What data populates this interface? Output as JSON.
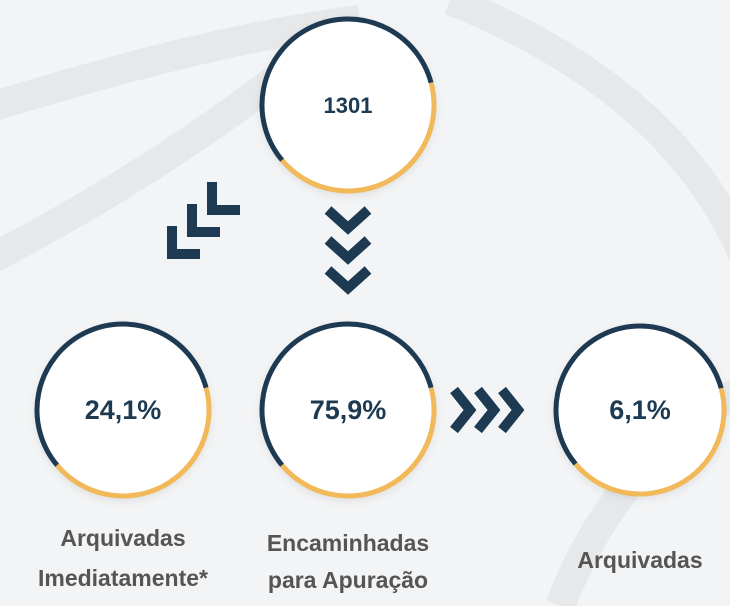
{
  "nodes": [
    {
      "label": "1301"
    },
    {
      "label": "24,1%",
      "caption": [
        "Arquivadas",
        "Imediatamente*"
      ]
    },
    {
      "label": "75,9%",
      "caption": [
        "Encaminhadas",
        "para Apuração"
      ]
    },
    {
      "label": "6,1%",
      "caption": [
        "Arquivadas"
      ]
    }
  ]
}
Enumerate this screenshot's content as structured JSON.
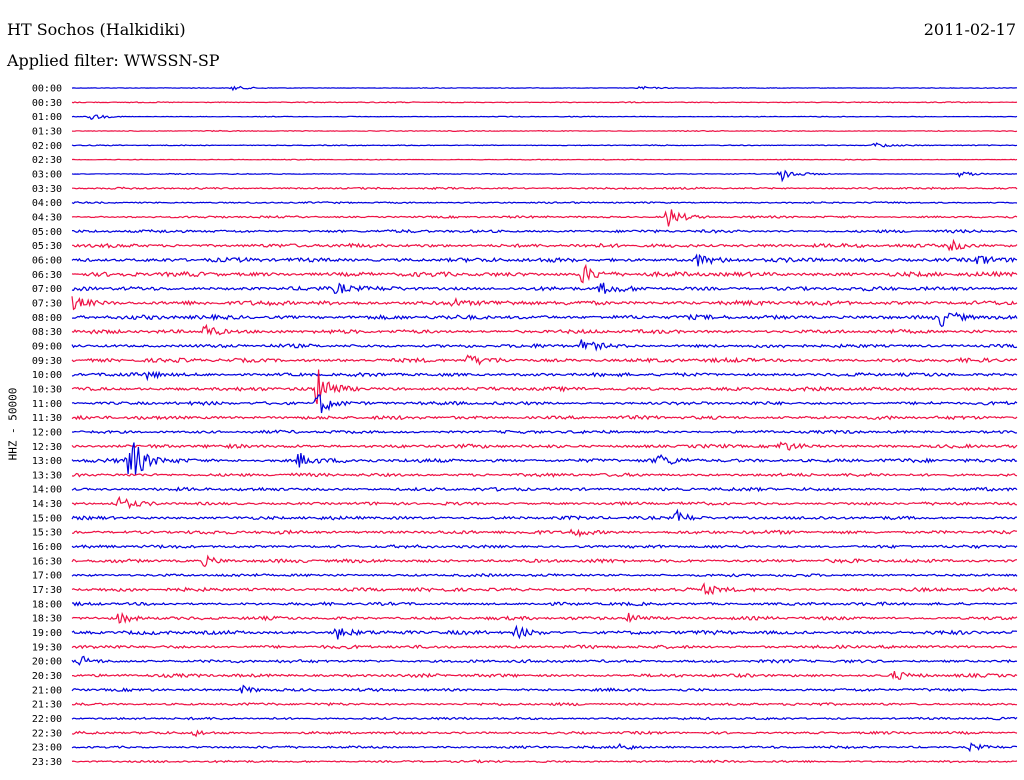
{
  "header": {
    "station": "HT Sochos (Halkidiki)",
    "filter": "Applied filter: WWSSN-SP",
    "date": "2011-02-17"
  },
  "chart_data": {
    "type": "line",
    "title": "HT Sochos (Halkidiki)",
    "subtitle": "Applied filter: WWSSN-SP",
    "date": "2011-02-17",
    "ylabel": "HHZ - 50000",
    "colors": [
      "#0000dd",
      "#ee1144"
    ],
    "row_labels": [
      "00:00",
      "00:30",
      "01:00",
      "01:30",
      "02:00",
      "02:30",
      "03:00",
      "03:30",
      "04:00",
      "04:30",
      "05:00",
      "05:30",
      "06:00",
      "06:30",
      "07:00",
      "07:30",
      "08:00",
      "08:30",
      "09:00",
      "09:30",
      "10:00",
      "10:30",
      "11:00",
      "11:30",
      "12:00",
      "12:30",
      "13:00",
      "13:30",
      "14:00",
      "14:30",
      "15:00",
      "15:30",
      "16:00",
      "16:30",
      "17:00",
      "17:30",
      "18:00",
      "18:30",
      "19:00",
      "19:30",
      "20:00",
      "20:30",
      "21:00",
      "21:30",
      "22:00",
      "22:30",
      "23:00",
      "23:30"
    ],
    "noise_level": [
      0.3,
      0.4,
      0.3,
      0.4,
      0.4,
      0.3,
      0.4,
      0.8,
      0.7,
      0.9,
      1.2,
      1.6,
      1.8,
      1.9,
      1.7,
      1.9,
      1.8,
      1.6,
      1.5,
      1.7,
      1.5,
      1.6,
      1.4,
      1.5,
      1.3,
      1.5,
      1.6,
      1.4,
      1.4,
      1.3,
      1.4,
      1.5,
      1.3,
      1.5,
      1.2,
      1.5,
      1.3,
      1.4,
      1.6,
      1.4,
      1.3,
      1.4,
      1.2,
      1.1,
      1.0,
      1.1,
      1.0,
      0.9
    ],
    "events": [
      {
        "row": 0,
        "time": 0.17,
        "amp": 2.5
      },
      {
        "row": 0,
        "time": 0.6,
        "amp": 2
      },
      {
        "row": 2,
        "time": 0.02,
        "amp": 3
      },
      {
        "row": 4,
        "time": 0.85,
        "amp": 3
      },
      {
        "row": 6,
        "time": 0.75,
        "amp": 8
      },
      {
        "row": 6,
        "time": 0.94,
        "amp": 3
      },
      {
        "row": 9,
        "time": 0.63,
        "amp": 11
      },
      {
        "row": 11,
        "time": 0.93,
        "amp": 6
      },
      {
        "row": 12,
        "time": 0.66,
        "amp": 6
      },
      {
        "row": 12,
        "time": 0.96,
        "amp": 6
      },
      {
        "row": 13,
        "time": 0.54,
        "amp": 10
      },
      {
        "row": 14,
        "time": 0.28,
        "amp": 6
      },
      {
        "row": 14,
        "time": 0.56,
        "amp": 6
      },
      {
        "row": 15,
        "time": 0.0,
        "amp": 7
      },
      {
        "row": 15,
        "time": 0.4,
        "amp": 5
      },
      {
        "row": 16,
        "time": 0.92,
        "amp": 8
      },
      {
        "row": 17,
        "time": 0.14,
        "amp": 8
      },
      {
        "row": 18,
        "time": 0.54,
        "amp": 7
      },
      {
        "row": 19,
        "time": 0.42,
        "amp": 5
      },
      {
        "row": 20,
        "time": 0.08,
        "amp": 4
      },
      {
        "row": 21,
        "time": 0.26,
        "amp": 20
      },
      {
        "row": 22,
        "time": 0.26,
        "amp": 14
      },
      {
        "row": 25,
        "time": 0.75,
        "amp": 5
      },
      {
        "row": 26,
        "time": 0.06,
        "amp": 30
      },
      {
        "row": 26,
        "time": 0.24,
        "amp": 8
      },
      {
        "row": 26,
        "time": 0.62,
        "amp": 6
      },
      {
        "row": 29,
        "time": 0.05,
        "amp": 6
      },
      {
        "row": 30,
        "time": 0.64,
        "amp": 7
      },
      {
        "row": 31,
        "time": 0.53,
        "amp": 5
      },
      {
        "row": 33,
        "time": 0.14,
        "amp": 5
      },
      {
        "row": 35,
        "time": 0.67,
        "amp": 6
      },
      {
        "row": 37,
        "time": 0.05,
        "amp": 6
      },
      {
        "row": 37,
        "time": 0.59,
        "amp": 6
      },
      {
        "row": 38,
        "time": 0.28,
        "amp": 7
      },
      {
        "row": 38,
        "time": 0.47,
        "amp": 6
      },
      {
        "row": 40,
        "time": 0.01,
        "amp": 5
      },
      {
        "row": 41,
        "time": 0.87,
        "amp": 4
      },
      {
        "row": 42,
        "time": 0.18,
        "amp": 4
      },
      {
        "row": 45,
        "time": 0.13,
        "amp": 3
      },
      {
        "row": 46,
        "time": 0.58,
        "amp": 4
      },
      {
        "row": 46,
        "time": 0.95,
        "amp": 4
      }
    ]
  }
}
######
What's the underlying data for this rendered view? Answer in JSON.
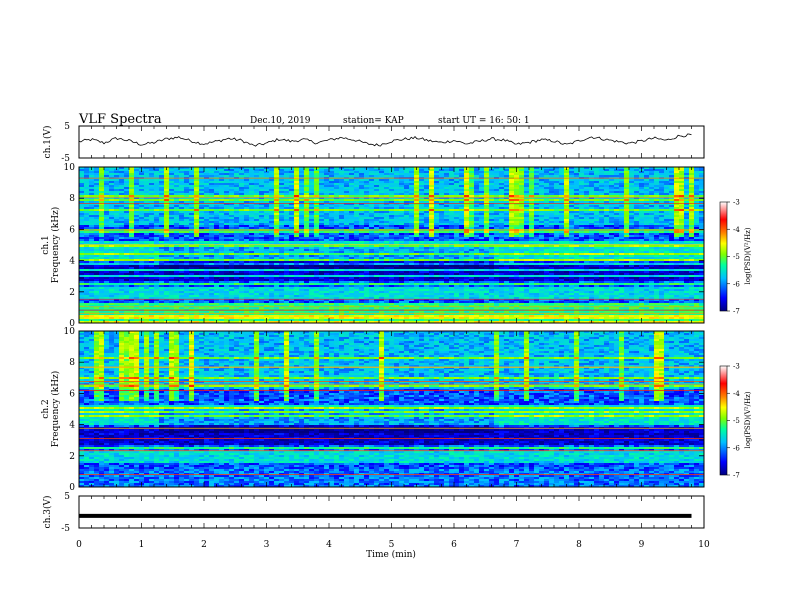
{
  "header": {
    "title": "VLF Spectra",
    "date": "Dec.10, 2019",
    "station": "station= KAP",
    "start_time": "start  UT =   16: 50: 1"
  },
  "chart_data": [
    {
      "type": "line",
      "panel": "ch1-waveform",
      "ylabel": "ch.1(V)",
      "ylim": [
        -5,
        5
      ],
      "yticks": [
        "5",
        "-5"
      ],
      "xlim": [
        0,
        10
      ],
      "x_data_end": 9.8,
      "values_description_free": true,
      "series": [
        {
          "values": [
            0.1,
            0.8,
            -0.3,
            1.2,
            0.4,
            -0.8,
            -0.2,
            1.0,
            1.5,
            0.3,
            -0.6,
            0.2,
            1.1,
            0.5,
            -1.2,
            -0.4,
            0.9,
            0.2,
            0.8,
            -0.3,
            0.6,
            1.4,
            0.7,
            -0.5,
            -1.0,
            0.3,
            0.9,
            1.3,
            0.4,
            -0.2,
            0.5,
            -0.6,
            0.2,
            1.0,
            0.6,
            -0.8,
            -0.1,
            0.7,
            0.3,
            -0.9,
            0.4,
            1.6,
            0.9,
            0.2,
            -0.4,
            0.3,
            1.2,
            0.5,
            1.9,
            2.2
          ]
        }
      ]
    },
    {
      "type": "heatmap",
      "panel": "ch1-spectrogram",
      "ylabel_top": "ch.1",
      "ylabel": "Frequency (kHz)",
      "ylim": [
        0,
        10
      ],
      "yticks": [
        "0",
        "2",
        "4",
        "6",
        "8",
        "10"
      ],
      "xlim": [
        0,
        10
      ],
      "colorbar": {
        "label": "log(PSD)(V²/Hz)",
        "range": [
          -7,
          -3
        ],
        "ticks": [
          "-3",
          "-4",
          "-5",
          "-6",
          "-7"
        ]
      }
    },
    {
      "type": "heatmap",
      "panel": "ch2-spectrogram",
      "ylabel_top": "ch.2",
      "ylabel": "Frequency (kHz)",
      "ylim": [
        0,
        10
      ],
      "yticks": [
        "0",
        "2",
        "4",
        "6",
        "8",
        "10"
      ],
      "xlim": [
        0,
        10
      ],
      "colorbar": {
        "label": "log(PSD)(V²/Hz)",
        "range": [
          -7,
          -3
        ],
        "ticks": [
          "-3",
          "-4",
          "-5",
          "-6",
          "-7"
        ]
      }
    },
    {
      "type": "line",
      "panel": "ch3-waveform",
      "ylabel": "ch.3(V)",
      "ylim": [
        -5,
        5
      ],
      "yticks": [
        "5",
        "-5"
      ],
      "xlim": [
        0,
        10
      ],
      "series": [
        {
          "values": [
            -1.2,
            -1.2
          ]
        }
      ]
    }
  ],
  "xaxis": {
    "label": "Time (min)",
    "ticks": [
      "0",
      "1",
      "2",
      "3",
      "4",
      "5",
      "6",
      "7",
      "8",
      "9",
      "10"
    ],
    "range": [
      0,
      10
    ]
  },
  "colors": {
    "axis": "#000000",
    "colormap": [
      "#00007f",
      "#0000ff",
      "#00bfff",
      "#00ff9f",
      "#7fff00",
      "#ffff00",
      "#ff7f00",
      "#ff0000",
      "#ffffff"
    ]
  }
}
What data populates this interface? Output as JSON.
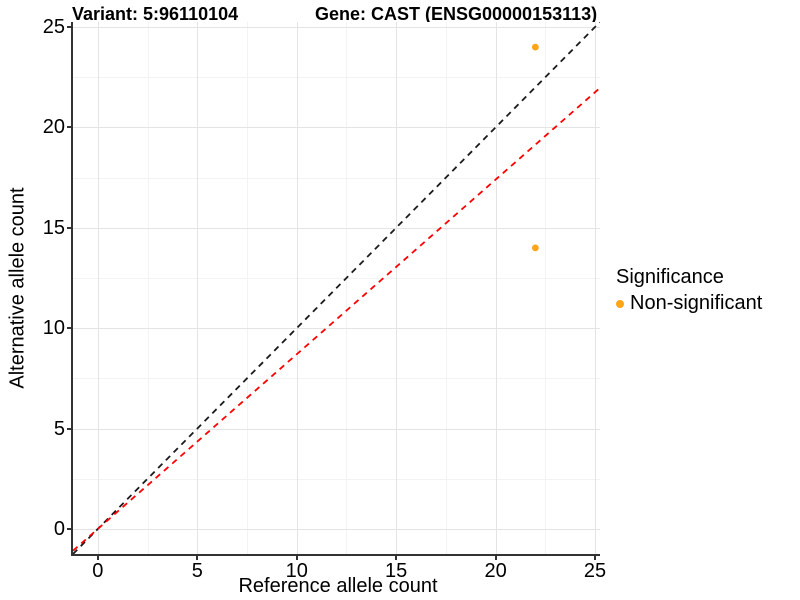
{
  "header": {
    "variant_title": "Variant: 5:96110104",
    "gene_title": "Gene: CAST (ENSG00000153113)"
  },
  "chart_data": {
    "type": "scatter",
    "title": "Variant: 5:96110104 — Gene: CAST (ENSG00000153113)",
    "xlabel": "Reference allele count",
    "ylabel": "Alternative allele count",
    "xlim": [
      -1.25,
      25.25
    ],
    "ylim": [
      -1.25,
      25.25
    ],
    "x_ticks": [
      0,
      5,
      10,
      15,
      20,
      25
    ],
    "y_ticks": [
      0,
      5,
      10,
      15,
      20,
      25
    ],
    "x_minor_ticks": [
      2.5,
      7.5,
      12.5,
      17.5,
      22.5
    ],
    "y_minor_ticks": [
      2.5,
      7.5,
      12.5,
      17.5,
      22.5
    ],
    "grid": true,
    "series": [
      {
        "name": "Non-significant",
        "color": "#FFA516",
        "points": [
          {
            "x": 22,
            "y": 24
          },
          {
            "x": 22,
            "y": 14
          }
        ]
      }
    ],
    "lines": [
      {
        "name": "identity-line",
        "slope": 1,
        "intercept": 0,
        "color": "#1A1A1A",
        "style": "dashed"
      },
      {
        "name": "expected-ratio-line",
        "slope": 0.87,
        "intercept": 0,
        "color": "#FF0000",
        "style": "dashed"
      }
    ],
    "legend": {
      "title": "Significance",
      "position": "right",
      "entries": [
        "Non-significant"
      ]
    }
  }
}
######
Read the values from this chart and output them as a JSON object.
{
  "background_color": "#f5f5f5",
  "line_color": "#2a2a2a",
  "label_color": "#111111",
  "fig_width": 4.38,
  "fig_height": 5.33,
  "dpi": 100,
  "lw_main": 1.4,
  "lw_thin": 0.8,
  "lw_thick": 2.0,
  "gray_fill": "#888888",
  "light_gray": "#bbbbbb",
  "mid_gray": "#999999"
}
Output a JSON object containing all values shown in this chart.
######
[REQUIRED TASK]
Nothing but the lines from the one with "Read the values" to the one with "Output a JSON" should be echoed, both of them included, exactly as written.

[RESPONSE TO THIS EXERCISE]
Read the values from this chart and output them as a JSON object.
{
  "background_color": "#f5f5f5",
  "line_color": "#2a2a2a",
  "label_color": "#111111",
  "fig_width": 4.38,
  "fig_height": 5.33,
  "dpi": 100,
  "lw_main": 1.4,
  "lw_thin": 0.8,
  "lw_thick": 2.0,
  "gray_fill": "#888888",
  "light_gray": "#bbbbbb",
  "mid_gray": "#999999"
}
Output a JSON object containing all values shown in this chart.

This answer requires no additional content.